__TASK DETAILS__:
Write out the whole of the material exactly.

==*==

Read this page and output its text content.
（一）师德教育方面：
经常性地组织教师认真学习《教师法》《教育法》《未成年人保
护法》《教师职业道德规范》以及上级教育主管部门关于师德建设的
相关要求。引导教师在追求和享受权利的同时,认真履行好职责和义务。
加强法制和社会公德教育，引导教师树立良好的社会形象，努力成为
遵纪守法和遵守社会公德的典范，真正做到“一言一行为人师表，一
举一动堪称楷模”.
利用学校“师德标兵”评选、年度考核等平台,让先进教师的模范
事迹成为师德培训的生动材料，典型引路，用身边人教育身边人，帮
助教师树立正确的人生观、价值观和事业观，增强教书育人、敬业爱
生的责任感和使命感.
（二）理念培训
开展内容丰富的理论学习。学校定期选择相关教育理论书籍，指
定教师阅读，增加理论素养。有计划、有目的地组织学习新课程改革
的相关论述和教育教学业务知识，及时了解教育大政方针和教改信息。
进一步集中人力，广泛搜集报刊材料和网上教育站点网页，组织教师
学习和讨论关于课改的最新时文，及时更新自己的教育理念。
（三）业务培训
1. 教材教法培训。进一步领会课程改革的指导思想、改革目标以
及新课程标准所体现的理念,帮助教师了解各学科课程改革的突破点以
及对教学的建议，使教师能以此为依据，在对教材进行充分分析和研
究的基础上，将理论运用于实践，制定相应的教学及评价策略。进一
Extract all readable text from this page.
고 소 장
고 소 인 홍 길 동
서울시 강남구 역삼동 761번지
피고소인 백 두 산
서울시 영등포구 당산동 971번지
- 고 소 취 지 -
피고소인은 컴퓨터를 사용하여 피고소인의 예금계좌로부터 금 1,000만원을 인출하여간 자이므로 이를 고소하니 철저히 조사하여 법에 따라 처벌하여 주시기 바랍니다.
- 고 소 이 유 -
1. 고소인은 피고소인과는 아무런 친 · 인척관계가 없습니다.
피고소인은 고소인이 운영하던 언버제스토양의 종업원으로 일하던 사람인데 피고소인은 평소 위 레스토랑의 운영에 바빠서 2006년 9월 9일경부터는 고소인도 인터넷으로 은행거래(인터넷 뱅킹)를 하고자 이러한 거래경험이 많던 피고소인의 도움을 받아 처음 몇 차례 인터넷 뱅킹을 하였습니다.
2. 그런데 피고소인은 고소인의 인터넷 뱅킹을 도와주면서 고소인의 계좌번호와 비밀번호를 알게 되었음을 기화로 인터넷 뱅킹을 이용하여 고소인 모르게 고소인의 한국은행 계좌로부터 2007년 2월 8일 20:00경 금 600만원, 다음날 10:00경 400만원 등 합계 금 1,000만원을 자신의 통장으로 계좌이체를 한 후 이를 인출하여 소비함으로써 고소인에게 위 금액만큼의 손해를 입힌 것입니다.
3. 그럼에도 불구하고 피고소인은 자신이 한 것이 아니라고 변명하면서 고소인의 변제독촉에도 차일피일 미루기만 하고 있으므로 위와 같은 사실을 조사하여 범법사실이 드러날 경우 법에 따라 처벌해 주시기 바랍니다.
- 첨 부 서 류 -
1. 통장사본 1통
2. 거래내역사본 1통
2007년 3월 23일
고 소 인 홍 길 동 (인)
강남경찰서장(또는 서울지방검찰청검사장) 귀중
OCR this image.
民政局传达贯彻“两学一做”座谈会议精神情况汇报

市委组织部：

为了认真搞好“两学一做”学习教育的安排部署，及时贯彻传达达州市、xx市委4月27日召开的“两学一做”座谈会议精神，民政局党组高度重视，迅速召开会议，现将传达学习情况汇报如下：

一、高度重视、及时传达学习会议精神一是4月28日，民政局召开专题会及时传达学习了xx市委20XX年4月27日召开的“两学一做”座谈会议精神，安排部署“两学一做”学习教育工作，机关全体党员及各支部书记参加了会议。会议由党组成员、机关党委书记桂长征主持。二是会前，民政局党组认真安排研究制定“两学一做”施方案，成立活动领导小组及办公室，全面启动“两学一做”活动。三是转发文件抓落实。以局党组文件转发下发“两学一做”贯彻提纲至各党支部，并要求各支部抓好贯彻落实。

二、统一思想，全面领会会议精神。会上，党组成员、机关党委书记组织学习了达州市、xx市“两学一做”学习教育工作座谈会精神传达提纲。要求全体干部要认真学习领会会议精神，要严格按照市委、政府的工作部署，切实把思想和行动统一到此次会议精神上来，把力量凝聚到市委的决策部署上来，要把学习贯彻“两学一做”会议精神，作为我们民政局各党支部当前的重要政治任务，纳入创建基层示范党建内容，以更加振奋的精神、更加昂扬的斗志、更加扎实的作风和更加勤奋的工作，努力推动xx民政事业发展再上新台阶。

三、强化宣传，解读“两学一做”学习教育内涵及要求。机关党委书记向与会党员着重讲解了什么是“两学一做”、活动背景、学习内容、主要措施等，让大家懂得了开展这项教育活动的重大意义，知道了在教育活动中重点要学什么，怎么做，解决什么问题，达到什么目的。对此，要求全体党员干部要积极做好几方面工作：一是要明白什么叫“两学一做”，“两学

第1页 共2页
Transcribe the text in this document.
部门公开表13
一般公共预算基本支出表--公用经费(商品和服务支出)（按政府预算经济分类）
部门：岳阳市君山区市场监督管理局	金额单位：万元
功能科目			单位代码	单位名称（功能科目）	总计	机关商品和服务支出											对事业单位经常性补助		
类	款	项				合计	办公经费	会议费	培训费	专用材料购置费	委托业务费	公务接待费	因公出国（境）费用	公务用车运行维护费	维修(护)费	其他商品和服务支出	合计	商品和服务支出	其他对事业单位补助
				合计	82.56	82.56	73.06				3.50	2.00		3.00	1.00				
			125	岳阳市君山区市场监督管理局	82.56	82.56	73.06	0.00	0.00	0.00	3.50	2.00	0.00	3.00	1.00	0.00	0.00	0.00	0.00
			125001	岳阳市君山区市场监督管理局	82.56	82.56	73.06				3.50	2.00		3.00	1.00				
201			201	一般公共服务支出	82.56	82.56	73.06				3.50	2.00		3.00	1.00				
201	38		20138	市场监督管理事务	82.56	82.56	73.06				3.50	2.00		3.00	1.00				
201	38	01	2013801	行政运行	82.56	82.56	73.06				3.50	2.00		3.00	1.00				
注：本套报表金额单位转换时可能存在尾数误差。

==*==

__COMPLETED TASK__:
Read this page and output its text content.
（一）师德教育方面：
经常性地组织教师认真学习《教师法》《教育法》《未成年人保
护法》《教师职业道德规范》以及上级教育主管部门关于师德建设的
相关要求。引导教师在追求和享受权利的同时,认真履行好职责和义务。
加强法制和社会公德教育，引导教师树立良好的社会形象，努力成为
遵纪守法和遵守社会公德的典范，真正做到“一言一行为人师表，一
举一动堪称楷模”.
利用学校“师德标兵”评选、年度考核等平台,让先进教师的模范
事迹成为师德培训的生动材料，典型引路，用身边人教育身边人，帮
助教师树立正确的人生观、价值观和事业观，增强教书育人、敬业爱
生的责任感和使命感.
（二）理念培训
开展内容丰富的理论学习。学校定期选择相关教育理论书籍，指
定教师阅读，增加理论素养。有计划、有目的地组织学习新课程改革
的相关论述和教育教学业务知识，及时了解教育大政方针和教改信息。
进一步集中人力，广泛搜集报刊材料和网上教育站点网页，组织教师
学习和讨论关于课改的最新时文，及时更新自己的教育理念。
（三）业务培训
1. 教材教法培训。进一步领会课程改革的指导思想、改革目标以
及新课程标准所体现的理念,帮助教师了解各学科课程改革的突破点以
及对教学的建议，使教师能以此为依据，在对教材进行充分分析和研
究的基础上，将理论运用于实践，制定相应的教学及评价策略。进一
Extract all readable text from this page.
고 소 장
고 소 인 홍 길 동
서울시 강남구 역삼동 761번지
피고소인 백 두 산
서울시 영등포구 당산동 971번지
- 고 소 취 지 -
피고소인은 컴퓨터를 사용하여 피고소인의 예금계좌로부터 금 1,000만원을 인출하여간 자이므로 이를 고소하니 철저히 조사하여 법에 따라 처벌하여 주시기 바랍니다.
- 고 소 이 유 -
1. 고소인은 피고소인과는 아무런 친 · 인척관계가 없습니다.
피고소인은 고소인이 운영하던 언버제스토양의 종업원으로 일하던 사람인데 피고소인은 평소 위 레스토랑의 운영에 바빠서 2006년 9월 9일경부터는 고소인도 인터넷으로 은행거래(인터넷 뱅킹)를 하고자 이러한 거래경험이 많던 피고소인의 도움을 받아 처음 몇 차례 인터넷 뱅킹을 하였습니다.
2. 그런데 피고소인은 고소인의 인터넷 뱅킹을 도와주면서 고소인의 계좌번호와 비밀번호를 알게 되었음을 기화로 인터넷 뱅킹을 이용하여 고소인 모르게 고소인의 한국은행 계좌로부터 2007년 2월 8일 20:00경 금 600만원, 다음날 10:00경 400만원 등 합계 금 1,000만원을 자신의 통장으로 계좌이체를 한 후 이를 인출하여 소비함으로써 고소인에게 위 금액만큼의 손해를 입힌 것입니다.
3. 그럼에도 불구하고 피고소인은 자신이 한 것이 아니라고 변명하면서 고소인의 변제독촉에도 차일피일 미루기만 하고 있으므로 위와 같은 사실을 조사하여 범법사실이 드러날 경우 법에 따라 처벌해 주시기 바랍니다.
- 첨 부 서 류 -
1. 통장사본 1통
2. 거래내역사본 1통
2007년 3월 23일
고 소 인 홍 길 동 (인)
강남경찰서장(또는 서울지방검찰청검사장) 귀중
OCR this image.
民政局传达贯彻“两学一做”座谈会议精神情况汇报

市委组织部：

为了认真搞好“两学一做”学习教育的安排部署，及时贯彻传达达州市、xx市委4月27日召开的“两学一做”座谈会议精神，民政局党组高度重视，迅速召开会议，现将传达学习情况汇报如下：

一、高度重视、及时传达学习会议精神一是4月28日，民政局召开专题会及时传达学习了xx市委20XX年4月27日召开的“两学一做”座谈会议精神，安排部署“两学一做”学习教育工作，机关全体党员及各支部书记参加了会议。会议由党组成员、机关党委书记桂长征主持。二是会前，民政局党组认真安排研究制定“两学一做”施方案，成立活动领导小组及办公室，全面启动“两学一做”活动。三是转发文件抓落实。以局党组文件转发下发“两学一做”贯彻提纲至各党支部，并要求各支部抓好贯彻落实。

二、统一思想，全面领会会议精神。会上，党组成员、机关党委书记组织学习了达州市、xx市“两学一做”学习教育工作座谈会精神传达提纲。要求全体干部要认真学习领会会议精神，要严格按照市委、政府的工作部署，切实把思想和行动统一到此次会议精神上来，把力量凝聚到市委的决策部署上来，要把学习贯彻“两学一做”会议精神，作为我们民政局各党支部当前的重要政治任务，纳入创建基层示范党建内容，以更加振奋的精神、更加昂扬的斗志、更加扎实的作风和更加勤奋的工作，努力推动xx民政事业发展再上新台阶。

三、强化宣传，解读“两学一做”学习教育内涵及要求。机关党委书记向与会党员着重讲解了什么是“两学一做”、活动背景、学习内容、主要措施等，让大家懂得了开展这项教育活动的重大意义，知道了在教育活动中重点要学什么，怎么做，解决什么问题，达到什么目的。对此，要求全体党员干部要积极做好几方面工作：一是要明白什么叫“两学一做”，“两学

第1页 共2页
Transcribe the text in this document.
部门公开表13
一般公共预算基本支出表--公用经费(商品和服务支出)（按政府预算经济分类）
部门：岳阳市君山区市场监督管理局	金额单位：万元
功能科目			单位代码	单位名称（功能科目）	总计	机关商品和服务支出											对事业单位经常性补助		
类	款	项				合计	办公经费	会议费	培训费	专用材料购置费	委托业务费	公务接待费	因公出国（境）费用	公务用车运行维护费	维修(护)费	其他商品和服务支出	合计	商品和服务支出	其他对事业单位补助
				合计	82.56	82.56	73.06				3.50	2.00		3.00	1.00				
			125	岳阳市君山区市场监督管理局	82.56	82.56	73.06	0.00	0.00	0.00	3.50	2.00	0.00	3.00	1.00	0.00	0.00	0.00	0.00
			125001	岳阳市君山区市场监督管理局	82.56	82.56	73.06				3.50	2.00		3.00	1.00				
201			201	一般公共服务支出	82.56	82.56	73.06				3.50	2.00		3.00	1.00				
201	38		20138	市场监督管理事务	82.56	82.56	73.06				3.50	2.00		3.00	1.00				
201	38	01	2013801	行政运行	82.56	82.56	73.06				3.50	2.00		3.00	1.00				
注：本套报表金额单位转换时可能存在尾数误差。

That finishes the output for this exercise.